Copy each line with the word "влияние" in it.

#### Task material ####

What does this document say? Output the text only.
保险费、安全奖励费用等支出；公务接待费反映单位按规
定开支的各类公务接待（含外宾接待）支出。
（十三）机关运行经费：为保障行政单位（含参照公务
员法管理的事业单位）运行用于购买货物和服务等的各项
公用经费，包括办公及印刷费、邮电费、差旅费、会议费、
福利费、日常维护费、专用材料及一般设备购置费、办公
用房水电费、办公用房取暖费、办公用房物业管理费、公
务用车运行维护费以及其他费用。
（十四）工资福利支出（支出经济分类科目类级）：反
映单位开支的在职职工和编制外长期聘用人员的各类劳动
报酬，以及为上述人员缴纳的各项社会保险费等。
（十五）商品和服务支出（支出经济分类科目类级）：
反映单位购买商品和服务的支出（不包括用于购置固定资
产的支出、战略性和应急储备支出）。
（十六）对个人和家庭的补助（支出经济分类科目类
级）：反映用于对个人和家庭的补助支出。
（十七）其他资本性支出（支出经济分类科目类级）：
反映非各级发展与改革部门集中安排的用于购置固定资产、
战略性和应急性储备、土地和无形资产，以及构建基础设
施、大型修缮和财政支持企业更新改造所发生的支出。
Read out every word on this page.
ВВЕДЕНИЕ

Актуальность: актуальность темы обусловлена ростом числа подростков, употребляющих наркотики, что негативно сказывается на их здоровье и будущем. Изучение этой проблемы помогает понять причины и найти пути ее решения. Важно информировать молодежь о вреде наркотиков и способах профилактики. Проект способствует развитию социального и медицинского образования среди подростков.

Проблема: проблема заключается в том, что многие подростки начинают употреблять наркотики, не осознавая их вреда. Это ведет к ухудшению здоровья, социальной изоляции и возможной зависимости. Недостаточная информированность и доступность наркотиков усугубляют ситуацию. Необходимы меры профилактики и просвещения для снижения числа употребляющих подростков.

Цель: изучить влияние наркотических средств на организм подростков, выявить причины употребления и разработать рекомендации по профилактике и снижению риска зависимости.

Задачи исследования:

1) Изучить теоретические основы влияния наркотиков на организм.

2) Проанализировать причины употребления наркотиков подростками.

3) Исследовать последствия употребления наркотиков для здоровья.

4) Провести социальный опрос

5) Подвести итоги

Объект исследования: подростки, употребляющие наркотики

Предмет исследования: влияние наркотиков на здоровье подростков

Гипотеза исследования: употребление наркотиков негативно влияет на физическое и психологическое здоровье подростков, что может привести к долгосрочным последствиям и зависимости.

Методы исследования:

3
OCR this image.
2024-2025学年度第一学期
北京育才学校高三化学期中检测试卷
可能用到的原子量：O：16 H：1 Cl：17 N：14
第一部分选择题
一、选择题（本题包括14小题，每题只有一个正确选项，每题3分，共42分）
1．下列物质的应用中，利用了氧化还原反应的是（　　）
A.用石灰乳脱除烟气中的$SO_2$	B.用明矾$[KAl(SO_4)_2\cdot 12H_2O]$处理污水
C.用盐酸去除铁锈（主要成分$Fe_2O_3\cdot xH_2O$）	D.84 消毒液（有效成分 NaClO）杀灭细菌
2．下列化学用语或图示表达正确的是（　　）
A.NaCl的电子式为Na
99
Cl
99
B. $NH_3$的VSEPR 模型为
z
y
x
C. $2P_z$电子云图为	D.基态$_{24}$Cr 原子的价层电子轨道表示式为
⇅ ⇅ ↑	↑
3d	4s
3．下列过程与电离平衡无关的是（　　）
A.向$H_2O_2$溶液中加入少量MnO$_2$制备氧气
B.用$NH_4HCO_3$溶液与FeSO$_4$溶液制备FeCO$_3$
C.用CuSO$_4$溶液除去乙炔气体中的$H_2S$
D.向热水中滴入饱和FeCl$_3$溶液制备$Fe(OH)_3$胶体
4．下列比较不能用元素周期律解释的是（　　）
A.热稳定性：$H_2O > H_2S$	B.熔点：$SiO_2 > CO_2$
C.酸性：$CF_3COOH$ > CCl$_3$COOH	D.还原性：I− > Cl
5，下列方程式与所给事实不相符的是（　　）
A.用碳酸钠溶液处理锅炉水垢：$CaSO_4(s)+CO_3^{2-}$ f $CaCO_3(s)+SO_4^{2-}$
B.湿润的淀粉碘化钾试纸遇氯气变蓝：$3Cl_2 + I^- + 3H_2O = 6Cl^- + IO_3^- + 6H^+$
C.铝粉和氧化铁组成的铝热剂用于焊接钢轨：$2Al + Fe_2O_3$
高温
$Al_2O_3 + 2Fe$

####

Complete answer:
Цель: изучить влияние наркотических средств на организм подростков, выявить причины употребления и разработать рекомендации по профилактике и снижению риска зависимости.
Предмет исследования: влияние наркотиков на здоровье подростков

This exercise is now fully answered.